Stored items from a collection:
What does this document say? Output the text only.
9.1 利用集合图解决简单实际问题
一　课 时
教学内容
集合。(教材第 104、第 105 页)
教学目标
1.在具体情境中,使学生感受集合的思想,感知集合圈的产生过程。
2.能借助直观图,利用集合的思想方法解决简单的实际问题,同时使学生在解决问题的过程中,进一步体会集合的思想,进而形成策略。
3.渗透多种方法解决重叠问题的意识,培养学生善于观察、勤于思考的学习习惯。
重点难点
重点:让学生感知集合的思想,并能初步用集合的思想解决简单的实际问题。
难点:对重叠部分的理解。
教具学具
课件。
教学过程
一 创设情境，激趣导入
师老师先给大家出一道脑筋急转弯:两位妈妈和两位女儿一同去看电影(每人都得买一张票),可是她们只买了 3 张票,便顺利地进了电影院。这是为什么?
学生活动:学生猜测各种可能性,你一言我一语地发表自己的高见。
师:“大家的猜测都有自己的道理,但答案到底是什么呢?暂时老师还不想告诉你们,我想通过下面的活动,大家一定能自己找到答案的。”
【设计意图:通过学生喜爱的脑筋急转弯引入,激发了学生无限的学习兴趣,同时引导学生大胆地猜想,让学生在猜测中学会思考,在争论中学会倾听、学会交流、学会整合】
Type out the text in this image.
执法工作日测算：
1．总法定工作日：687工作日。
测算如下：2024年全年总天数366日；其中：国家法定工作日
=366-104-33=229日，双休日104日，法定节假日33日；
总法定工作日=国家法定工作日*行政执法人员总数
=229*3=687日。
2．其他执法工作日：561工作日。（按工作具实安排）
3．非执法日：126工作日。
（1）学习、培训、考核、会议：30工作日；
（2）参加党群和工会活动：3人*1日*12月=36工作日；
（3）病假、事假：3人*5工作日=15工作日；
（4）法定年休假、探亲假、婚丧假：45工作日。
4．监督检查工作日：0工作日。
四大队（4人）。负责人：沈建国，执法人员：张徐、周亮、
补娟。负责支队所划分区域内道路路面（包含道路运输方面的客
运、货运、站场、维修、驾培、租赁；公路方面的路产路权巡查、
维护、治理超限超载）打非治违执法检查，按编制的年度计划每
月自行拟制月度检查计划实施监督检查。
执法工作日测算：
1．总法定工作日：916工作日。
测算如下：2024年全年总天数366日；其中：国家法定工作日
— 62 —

- Aim -
Repeat each entry word for word.

- Response -
What does this document say? Output the text only.
9.1 利用集合图解决简单实际问题
一　课 时
教学内容
集合。(教材第 104、第 105 页)
教学目标
1.在具体情境中,使学生感受集合的思想,感知集合圈的产生过程。
2.能借助直观图,利用集合的思想方法解决简单的实际问题,同时使学生在解决问题的过程中,进一步体会集合的思想,进而形成策略。
3.渗透多种方法解决重叠问题的意识,培养学生善于观察、勤于思考的学习习惯。
重点难点
重点:让学生感知集合的思想,并能初步用集合的思想解决简单的实际问题。
难点:对重叠部分的理解。
教具学具
课件。
教学过程
一 创设情境，激趣导入
师老师先给大家出一道脑筋急转弯:两位妈妈和两位女儿一同去看电影(每人都得买一张票),可是她们只买了 3 张票,便顺利地进了电影院。这是为什么?
学生活动:学生猜测各种可能性,你一言我一语地发表自己的高见。
师:“大家的猜测都有自己的道理,但答案到底是什么呢?暂时老师还不想告诉你们,我想通过下面的活动,大家一定能自己找到答案的。”
【设计意图:通过学生喜爱的脑筋急转弯引入,激发了学生无限的学习兴趣,同时引导学生大胆地猜想,让学生在猜测中学会思考,在争论中学会倾听、学会交流、学会整合】
Type out the text in this image.
执法工作日测算：
1．总法定工作日：687工作日。
测算如下：2024年全年总天数366日；其中：国家法定工作日
=366-104-33=229日，双休日104日，法定节假日33日；
总法定工作日=国家法定工作日*行政执法人员总数
=229*3=687日。
2．其他执法工作日：561工作日。（按工作具实安排）
3．非执法日：126工作日。
（1）学习、培训、考核、会议：30工作日；
（2）参加党群和工会活动：3人*1日*12月=36工作日；
（3）病假、事假：3人*5工作日=15工作日；
（4）法定年休假、探亲假、婚丧假：45工作日。
4．监督检查工作日：0工作日。
四大队（4人）。负责人：沈建国，执法人员：张徐、周亮、
补娟。负责支队所划分区域内道路路面（包含道路运输方面的客
运、货运、站场、维修、驾培、租赁；公路方面的路产路权巡查、
维护、治理超限超载）打非治违执法检查，按编制的年度计划每
月自行拟制月度检查计划实施监督检查。
执法工作日测算：
1．总法定工作日：916工作日。
测算如下：2024年全年总天数366日；其中：国家法定工作日
— 62 —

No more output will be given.